#### [EXERCISE OBJECTIVE]
Look at the entries below and reproduce them exactly.

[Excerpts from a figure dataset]
+ + + + +

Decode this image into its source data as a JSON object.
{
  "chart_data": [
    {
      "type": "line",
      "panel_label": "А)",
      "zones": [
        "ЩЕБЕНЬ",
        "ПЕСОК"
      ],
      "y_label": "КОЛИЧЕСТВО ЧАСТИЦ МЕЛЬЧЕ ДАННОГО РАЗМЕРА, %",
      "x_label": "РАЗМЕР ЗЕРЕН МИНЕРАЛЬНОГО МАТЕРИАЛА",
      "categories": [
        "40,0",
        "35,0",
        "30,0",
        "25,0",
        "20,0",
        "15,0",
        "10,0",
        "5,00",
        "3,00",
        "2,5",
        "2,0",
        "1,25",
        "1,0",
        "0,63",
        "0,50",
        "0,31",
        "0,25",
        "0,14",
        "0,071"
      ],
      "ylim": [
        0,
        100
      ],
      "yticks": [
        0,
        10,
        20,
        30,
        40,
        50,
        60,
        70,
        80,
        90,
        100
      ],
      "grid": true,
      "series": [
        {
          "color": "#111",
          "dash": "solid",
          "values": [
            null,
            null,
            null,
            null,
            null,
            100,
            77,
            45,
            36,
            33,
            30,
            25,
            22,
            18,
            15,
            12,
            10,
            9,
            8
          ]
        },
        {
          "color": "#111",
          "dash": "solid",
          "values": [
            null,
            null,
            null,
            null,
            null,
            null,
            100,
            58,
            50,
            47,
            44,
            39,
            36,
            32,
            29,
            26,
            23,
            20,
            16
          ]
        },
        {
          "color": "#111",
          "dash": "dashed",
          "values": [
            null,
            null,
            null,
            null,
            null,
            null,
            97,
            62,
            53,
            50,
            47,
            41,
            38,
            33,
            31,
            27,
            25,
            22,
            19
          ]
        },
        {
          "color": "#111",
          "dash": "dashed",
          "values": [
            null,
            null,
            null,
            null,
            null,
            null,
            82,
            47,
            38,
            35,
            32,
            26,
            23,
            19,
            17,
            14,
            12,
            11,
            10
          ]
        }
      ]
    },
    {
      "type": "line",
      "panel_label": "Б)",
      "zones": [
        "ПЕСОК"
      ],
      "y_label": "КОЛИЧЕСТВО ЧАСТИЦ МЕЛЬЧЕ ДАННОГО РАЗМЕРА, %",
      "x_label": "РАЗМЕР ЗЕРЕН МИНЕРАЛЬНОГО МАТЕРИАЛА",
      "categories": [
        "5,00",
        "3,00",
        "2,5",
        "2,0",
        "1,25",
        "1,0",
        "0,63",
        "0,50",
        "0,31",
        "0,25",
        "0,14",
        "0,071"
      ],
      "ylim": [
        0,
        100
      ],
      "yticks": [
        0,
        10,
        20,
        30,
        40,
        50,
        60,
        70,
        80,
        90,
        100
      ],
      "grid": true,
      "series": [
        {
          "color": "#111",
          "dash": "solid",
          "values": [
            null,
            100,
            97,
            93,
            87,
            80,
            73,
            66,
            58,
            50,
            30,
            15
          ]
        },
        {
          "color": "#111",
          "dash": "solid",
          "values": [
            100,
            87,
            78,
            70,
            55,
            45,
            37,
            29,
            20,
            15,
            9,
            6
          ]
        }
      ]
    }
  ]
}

+ + + + +

#### [PROBLEM SOLUTION]
Decode this image into its source data as a JSON object.
{
  "chart_data": [
    {
      "type": "line",
      "panel_label": "А)",
      "zones": [
        "ЩЕБЕНЬ",
        "ПЕСОК"
      ],
      "y_label": "КОЛИЧЕСТВО ЧАСТИЦ МЕЛЬЧЕ ДАННОГО РАЗМЕРА, %",
      "x_label": "РАЗМЕР ЗЕРЕН МИНЕРАЛЬНОГО МАТЕРИАЛА",
      "categories": [
        "40,0",
        "35,0",
        "30,0",
        "25,0",
        "20,0",
        "15,0",
        "10,0",
        "5,00",
        "3,00",
        "2,5",
        "2,0",
        "1,25",
        "1,0",
        "0,63",
        "0,50",
        "0,31",
        "0,25",
        "0,14",
        "0,071"
      ],
      "ylim": [
        0,
        100
      ],
      "yticks": [
        0,
        10,
        20,
        30,
        40,
        50,
        60,
        70,
        80,
        90,
        100
      ],
      "grid": true,
      "series": [
        {
          "color": "#111",
          "dash": "solid",
          "values": [
            null,
            null,
            null,
            null,
            null,
            100,
            77,
            45,
            36,
            33,
            30,
            25,
            22,
            18,
            15,
            12,
            10,
            9,
            8
          ]
        },
        {
          "color": "#111",
          "dash": "solid",
          "values": [
            null,
            null,
            null,
            null,
            null,
            null,
            100,
            58,
            50,
            47,
            44,
            39,
            36,
            32,
            29,
            26,
            23,
            20,
            16
          ]
        },
        {
          "color": "#111",
          "dash": "dashed",
          "values": [
            null,
            null,
            null,
            null,
            null,
            null,
            97,
            62,
            53,
            50,
            47,
            41,
            38,
            33,
            31,
            27,
            25,
            22,
            19
          ]
        },
        {
          "color": "#111",
          "dash": "dashed",
          "values": [
            null,
            null,
            null,
            null,
            null,
            null,
            82,
            47,
            38,
            35,
            32,
            26,
            23,
            19,
            17,
            14,
            12,
            11,
            10
          ]
        }
      ]
    },
    {
      "type": "line",
      "panel_label": "Б)",
      "zones": [
        "ПЕСОК"
      ],
      "y_label": "КОЛИЧЕСТВО ЧАСТИЦ МЕЛЬЧЕ ДАННОГО РАЗМЕРА, %",
      "x_label": "РАЗМЕР ЗЕРЕН МИНЕРАЛЬНОГО МАТЕРИАЛА",
      "categories": [
        "5,00",
        "3,00",
        "2,5",
        "2,0",
        "1,25",
        "1,0",
        "0,63",
        "0,50",
        "0,31",
        "0,25",
        "0,14",
        "0,071"
      ],
      "ylim": [
        0,
        100
      ],
      "yticks": [
        0,
        10,
        20,
        30,
        40,
        50,
        60,
        70,
        80,
        90,
        100
      ],
      "grid": true,
      "series": [
        {
          "color": "#111",
          "dash": "solid",
          "values": [
            null,
            100,
            97,
            93,
            87,
            80,
            73,
            66,
            58,
            50,
            30,
            15
          ]
        },
        {
          "color": "#111",
          "dash": "solid",
          "values": [
            100,
            87,
            78,
            70,
            55,
            45,
            37,
            29,
            20,
            15,
            9,
            6
          ]
        }
      ]
    }
  ]
}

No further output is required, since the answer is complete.